- [Task inputs]

* * *

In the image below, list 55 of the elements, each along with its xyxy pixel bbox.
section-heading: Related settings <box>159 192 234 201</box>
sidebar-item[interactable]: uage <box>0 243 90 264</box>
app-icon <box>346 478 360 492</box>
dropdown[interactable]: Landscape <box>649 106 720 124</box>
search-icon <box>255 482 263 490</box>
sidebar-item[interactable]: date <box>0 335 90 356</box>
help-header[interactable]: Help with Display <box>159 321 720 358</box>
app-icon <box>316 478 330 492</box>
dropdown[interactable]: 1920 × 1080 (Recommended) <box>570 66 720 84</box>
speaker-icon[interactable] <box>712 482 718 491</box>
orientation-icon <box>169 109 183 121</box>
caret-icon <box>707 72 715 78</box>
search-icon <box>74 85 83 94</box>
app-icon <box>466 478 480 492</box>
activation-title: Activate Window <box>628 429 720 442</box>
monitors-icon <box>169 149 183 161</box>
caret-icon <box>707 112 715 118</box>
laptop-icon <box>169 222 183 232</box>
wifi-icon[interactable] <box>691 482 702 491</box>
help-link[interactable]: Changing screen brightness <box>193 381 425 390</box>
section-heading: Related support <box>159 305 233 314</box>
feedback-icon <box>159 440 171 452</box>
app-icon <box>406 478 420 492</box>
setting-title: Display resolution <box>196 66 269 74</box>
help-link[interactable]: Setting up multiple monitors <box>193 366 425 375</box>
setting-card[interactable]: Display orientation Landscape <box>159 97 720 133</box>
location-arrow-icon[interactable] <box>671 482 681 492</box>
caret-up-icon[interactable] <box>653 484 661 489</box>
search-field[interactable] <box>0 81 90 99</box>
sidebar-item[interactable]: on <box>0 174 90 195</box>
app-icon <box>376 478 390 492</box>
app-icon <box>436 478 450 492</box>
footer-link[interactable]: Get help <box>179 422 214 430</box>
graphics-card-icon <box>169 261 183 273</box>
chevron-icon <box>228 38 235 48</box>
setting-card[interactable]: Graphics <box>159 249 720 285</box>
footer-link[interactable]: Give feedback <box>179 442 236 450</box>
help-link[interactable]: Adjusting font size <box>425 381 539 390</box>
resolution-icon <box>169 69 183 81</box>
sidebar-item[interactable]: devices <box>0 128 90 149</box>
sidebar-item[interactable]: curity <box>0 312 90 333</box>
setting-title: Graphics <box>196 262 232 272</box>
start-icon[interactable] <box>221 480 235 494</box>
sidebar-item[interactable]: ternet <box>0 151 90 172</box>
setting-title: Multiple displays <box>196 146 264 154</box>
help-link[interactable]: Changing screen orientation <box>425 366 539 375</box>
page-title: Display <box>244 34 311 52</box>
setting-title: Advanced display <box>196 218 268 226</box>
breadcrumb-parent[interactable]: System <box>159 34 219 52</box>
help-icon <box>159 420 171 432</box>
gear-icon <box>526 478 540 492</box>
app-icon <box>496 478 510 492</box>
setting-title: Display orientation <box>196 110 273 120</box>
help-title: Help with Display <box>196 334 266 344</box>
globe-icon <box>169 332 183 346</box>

* * *

- [Stated exercise]
Rewrite the records above, replacing "Display orientation" with "Screen orientation" wherever it occurs and leaving every other character unchanged.

- [Expected output]
In the image below, list 55 of the elements, each along with its xyxy pixel bbox.
section-heading: Related settings <box>159 192 234 201</box>
sidebar-item[interactable]: uage <box>0 243 90 264</box>
app-icon <box>346 478 360 492</box>
dropdown[interactable]: Landscape <box>649 106 720 124</box>
search-icon <box>255 482 263 490</box>
sidebar-item[interactable]: date <box>0 335 90 356</box>
help-header[interactable]: Help with Display <box>159 321 720 358</box>
app-icon <box>316 478 330 492</box>
dropdown[interactable]: 1920 × 1080 (Recommended) <box>570 66 720 84</box>
speaker-icon[interactable] <box>712 482 718 491</box>
orientation-icon <box>169 109 183 121</box>
caret-icon <box>707 72 715 78</box>
search-icon <box>74 85 83 94</box>
app-icon <box>466 478 480 492</box>
activation-title: Activate Window <box>628 429 720 442</box>
monitors-icon <box>169 149 183 161</box>
caret-icon <box>707 112 715 118</box>
laptop-icon <box>169 222 183 232</box>
wifi-icon[interactable] <box>691 482 702 491</box>
help-link[interactable]: Changing screen brightness <box>193 381 425 390</box>
section-heading: Related support <box>159 305 233 314</box>
feedback-icon <box>159 440 171 452</box>
app-icon <box>406 478 420 492</box>
setting-title: Display resolution <box>196 66 269 74</box>
help-link[interactable]: Setting up multiple monitors <box>193 366 425 375</box>
setting-card[interactable]: Screen orientation Landscape <box>159 97 720 133</box>
location-arrow-icon[interactable] <box>671 482 681 492</box>
caret-up-icon[interactable] <box>653 484 661 489</box>
search-field[interactable] <box>0 81 90 99</box>
sidebar-item[interactable]: on <box>0 174 90 195</box>
app-icon <box>376 478 390 492</box>
app-icon <box>436 478 450 492</box>
footer-link[interactable]: Get help <box>179 422 214 430</box>
graphics-card-icon <box>169 261 183 273</box>
chevron-icon <box>228 38 235 48</box>
setting-card[interactable]: Graphics <box>159 249 720 285</box>
footer-link[interactable]: Give feedback <box>179 442 236 450</box>
help-link[interactable]: Adjusting font size <box>425 381 539 390</box>
resolution-icon <box>169 69 183 81</box>
sidebar-item[interactable]: devices <box>0 128 90 149</box>
sidebar-item[interactable]: curity <box>0 312 90 333</box>
setting-title: Graphics <box>196 262 232 272</box>
start-icon[interactable] <box>221 480 235 494</box>
sidebar-item[interactable]: ternet <box>0 151 90 172</box>
setting-title: Multiple displays <box>196 146 264 154</box>
help-link[interactable]: Changing screen orientation <box>425 366 539 375</box>
page-title: Display <box>244 34 311 52</box>
setting-title: Advanced display <box>196 218 268 226</box>
breadcrumb-parent[interactable]: System <box>159 34 219 52</box>
help-icon <box>159 420 171 432</box>
gear-icon <box>526 478 540 492</box>
app-icon <box>496 478 510 492</box>
setting-title: Screen orientation <box>196 110 273 120</box>
help-title: Help with Display <box>196 334 266 344</box>
globe-icon <box>169 332 183 346</box>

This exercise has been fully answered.